*YOUR INSTRUCTIONS:*
For this exercise, repeat all of the material verbatim apart from its images.

*EXTRACTED MATERIAL:*
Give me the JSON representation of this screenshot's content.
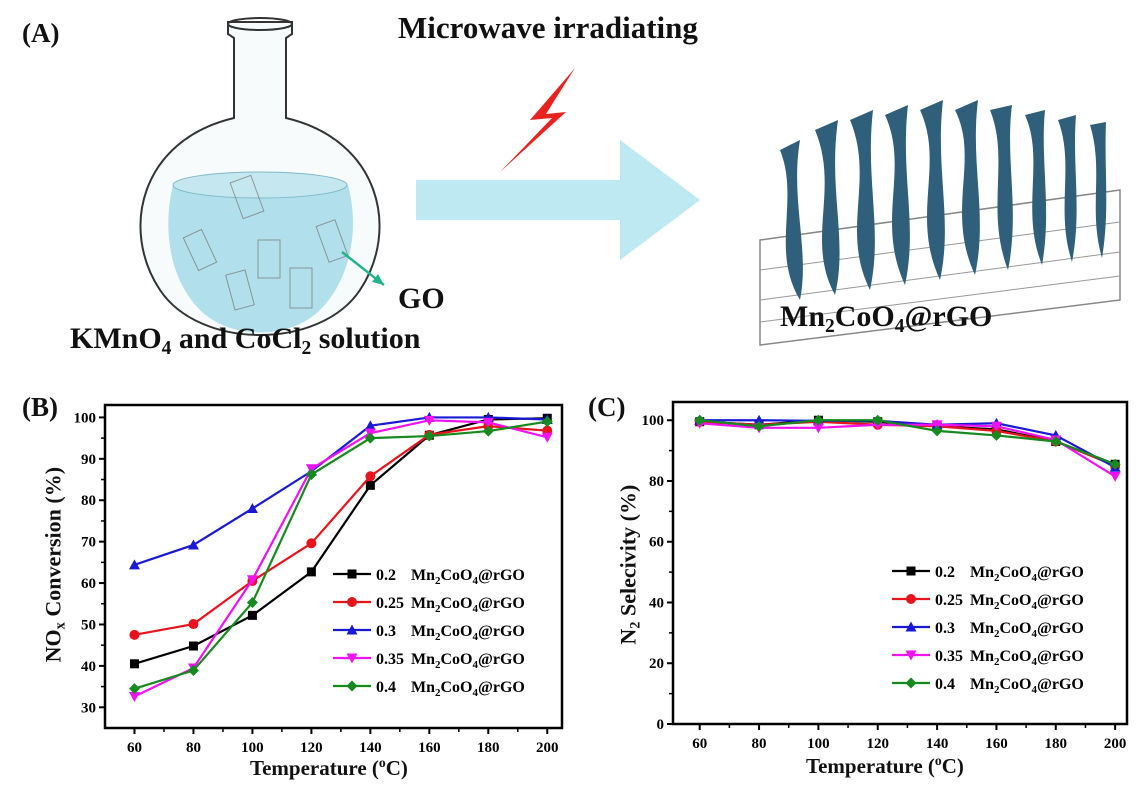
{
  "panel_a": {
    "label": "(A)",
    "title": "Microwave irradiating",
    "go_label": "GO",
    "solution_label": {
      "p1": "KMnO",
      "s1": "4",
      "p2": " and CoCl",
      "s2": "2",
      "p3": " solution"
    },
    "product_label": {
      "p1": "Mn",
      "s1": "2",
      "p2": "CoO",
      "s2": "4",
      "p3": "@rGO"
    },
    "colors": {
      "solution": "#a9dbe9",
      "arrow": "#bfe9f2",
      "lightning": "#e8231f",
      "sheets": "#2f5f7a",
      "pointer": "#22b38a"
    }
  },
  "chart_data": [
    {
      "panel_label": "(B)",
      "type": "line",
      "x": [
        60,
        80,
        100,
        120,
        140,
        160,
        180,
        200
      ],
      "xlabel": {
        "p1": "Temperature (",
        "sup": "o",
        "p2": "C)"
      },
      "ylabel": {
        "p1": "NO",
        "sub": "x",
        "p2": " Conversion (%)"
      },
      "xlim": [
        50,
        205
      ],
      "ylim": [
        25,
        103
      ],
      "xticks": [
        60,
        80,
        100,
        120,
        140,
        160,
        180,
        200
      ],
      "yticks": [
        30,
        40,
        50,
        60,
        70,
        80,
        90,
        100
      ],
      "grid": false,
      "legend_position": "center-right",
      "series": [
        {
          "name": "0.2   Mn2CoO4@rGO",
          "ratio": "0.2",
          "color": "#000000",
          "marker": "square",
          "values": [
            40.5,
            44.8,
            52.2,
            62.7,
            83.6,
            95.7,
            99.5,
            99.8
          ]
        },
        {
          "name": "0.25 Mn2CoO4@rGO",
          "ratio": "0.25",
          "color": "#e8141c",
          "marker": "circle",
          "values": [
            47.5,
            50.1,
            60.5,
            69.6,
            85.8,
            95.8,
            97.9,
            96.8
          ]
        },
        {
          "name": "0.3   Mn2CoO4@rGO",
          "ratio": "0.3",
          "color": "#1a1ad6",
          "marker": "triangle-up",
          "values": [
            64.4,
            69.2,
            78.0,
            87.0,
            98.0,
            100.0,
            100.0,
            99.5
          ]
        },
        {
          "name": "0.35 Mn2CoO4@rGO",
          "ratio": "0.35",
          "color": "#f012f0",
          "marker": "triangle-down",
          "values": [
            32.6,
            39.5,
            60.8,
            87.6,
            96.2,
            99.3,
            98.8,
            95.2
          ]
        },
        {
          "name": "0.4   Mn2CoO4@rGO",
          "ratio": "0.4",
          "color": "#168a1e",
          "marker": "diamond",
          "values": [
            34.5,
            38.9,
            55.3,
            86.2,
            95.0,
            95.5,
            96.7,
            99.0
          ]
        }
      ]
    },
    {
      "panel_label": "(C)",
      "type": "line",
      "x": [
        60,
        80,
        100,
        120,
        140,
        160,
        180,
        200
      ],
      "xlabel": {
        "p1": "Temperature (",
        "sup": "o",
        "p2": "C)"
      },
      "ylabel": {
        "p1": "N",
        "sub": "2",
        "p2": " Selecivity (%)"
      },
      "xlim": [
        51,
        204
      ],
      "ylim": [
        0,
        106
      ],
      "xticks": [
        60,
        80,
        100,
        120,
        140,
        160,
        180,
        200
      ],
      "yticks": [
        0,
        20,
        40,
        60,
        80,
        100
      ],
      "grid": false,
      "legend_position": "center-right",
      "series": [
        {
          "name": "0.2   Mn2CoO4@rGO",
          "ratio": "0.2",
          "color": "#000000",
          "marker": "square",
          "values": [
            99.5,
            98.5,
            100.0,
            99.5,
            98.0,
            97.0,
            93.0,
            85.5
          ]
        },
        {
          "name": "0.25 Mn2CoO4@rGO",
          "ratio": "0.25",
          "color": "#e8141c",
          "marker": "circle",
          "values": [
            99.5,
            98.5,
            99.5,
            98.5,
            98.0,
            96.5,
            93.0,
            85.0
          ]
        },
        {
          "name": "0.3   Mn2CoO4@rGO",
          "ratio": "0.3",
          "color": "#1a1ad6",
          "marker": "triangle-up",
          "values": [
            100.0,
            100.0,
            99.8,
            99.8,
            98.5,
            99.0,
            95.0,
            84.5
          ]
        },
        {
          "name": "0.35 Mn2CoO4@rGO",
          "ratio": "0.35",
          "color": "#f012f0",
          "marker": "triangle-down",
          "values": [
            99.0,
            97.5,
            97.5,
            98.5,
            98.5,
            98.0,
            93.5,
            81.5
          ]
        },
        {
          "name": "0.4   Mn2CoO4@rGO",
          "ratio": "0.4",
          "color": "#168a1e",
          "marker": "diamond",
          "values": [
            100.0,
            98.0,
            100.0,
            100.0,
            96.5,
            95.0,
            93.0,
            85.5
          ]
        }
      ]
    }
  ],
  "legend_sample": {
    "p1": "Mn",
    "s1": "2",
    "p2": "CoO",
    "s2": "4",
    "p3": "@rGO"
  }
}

*SOLUTION TO THIS PROBLEM:*
Give me the JSON representation of this screenshot's content.
{
  "panel_a": {
    "label": "(A)",
    "title": "Microwave irradiating",
    "go_label": "GO",
    "solution_label": {
      "p1": "KMnO",
      "s1": "4",
      "p2": " and CoCl",
      "s2": "2",
      "p3": " solution"
    },
    "product_label": {
      "p1": "Mn",
      "s1": "2",
      "p2": "CoO",
      "s2": "4",
      "p3": "@rGO"
    },
    "colors": {
      "solution": "#a9dbe9",
      "arrow": "#bfe9f2",
      "lightning": "#e8231f",
      "sheets": "#2f5f7a",
      "pointer": "#22b38a"
    }
  },
  "chart_data": [
    {
      "panel_label": "(B)",
      "type": "line",
      "x": [
        60,
        80,
        100,
        120,
        140,
        160,
        180,
        200
      ],
      "xlabel": {
        "p1": "Temperature (",
        "sup": "o",
        "p2": "C)"
      },
      "ylabel": {
        "p1": "NO",
        "sub": "x",
        "p2": " Conversion (%)"
      },
      "xlim": [
        50,
        205
      ],
      "ylim": [
        25,
        103
      ],
      "xticks": [
        60,
        80,
        100,
        120,
        140,
        160,
        180,
        200
      ],
      "yticks": [
        30,
        40,
        50,
        60,
        70,
        80,
        90,
        100
      ],
      "grid": false,
      "legend_position": "center-right",
      "series": [
        {
          "name": "0.2   Mn2CoO4@rGO",
          "ratio": "0.2",
          "color": "#000000",
          "marker": "square",
          "values": [
            40.5,
            44.8,
            52.2,
            62.7,
            83.6,
            95.7,
            99.5,
            99.8
          ]
        },
        {
          "name": "0.25 Mn2CoO4@rGO",
          "ratio": "0.25",
          "color": "#e8141c",
          "marker": "circle",
          "values": [
            47.5,
            50.1,
            60.5,
            69.6,
            85.8,
            95.8,
            97.9,
            96.8
          ]
        },
        {
          "name": "0.3   Mn2CoO4@rGO",
          "ratio": "0.3",
          "color": "#1a1ad6",
          "marker": "triangle-up",
          "values": [
            64.4,
            69.2,
            78.0,
            87.0,
            98.0,
            100.0,
            100.0,
            99.5
          ]
        },
        {
          "name": "0.35 Mn2CoO4@rGO",
          "ratio": "0.35",
          "color": "#f012f0",
          "marker": "triangle-down",
          "values": [
            32.6,
            39.5,
            60.8,
            87.6,
            96.2,
            99.3,
            98.8,
            95.2
          ]
        },
        {
          "name": "0.4   Mn2CoO4@rGO",
          "ratio": "0.4",
          "color": "#168a1e",
          "marker": "diamond",
          "values": [
            34.5,
            38.9,
            55.3,
            86.2,
            95.0,
            95.5,
            96.7,
            99.0
          ]
        }
      ]
    },
    {
      "panel_label": "(C)",
      "type": "line",
      "x": [
        60,
        80,
        100,
        120,
        140,
        160,
        180,
        200
      ],
      "xlabel": {
        "p1": "Temperature (",
        "sup": "o",
        "p2": "C)"
      },
      "ylabel": {
        "p1": "N",
        "sub": "2",
        "p2": " Selecivity (%)"
      },
      "xlim": [
        51,
        204
      ],
      "ylim": [
        0,
        106
      ],
      "xticks": [
        60,
        80,
        100,
        120,
        140,
        160,
        180,
        200
      ],
      "yticks": [
        0,
        20,
        40,
        60,
        80,
        100
      ],
      "grid": false,
      "legend_position": "center-right",
      "series": [
        {
          "name": "0.2   Mn2CoO4@rGO",
          "ratio": "0.2",
          "color": "#000000",
          "marker": "square",
          "values": [
            99.5,
            98.5,
            100.0,
            99.5,
            98.0,
            97.0,
            93.0,
            85.5
          ]
        },
        {
          "name": "0.25 Mn2CoO4@rGO",
          "ratio": "0.25",
          "color": "#e8141c",
          "marker": "circle",
          "values": [
            99.5,
            98.5,
            99.5,
            98.5,
            98.0,
            96.5,
            93.0,
            85.0
          ]
        },
        {
          "name": "0.3   Mn2CoO4@rGO",
          "ratio": "0.3",
          "color": "#1a1ad6",
          "marker": "triangle-up",
          "values": [
            100.0,
            100.0,
            99.8,
            99.8,
            98.5,
            99.0,
            95.0,
            84.5
          ]
        },
        {
          "name": "0.35 Mn2CoO4@rGO",
          "ratio": "0.35",
          "color": "#f012f0",
          "marker": "triangle-down",
          "values": [
            99.0,
            97.5,
            97.5,
            98.5,
            98.5,
            98.0,
            93.5,
            81.5
          ]
        },
        {
          "name": "0.4   Mn2CoO4@rGO",
          "ratio": "0.4",
          "color": "#168a1e",
          "marker": "diamond",
          "values": [
            100.0,
            98.0,
            100.0,
            100.0,
            96.5,
            95.0,
            93.0,
            85.5
          ]
        }
      ]
    }
  ],
  "legend_sample": {
    "p1": "Mn",
    "s1": "2",
    "p2": "CoO",
    "s2": "4",
    "p3": "@rGO"
  }
}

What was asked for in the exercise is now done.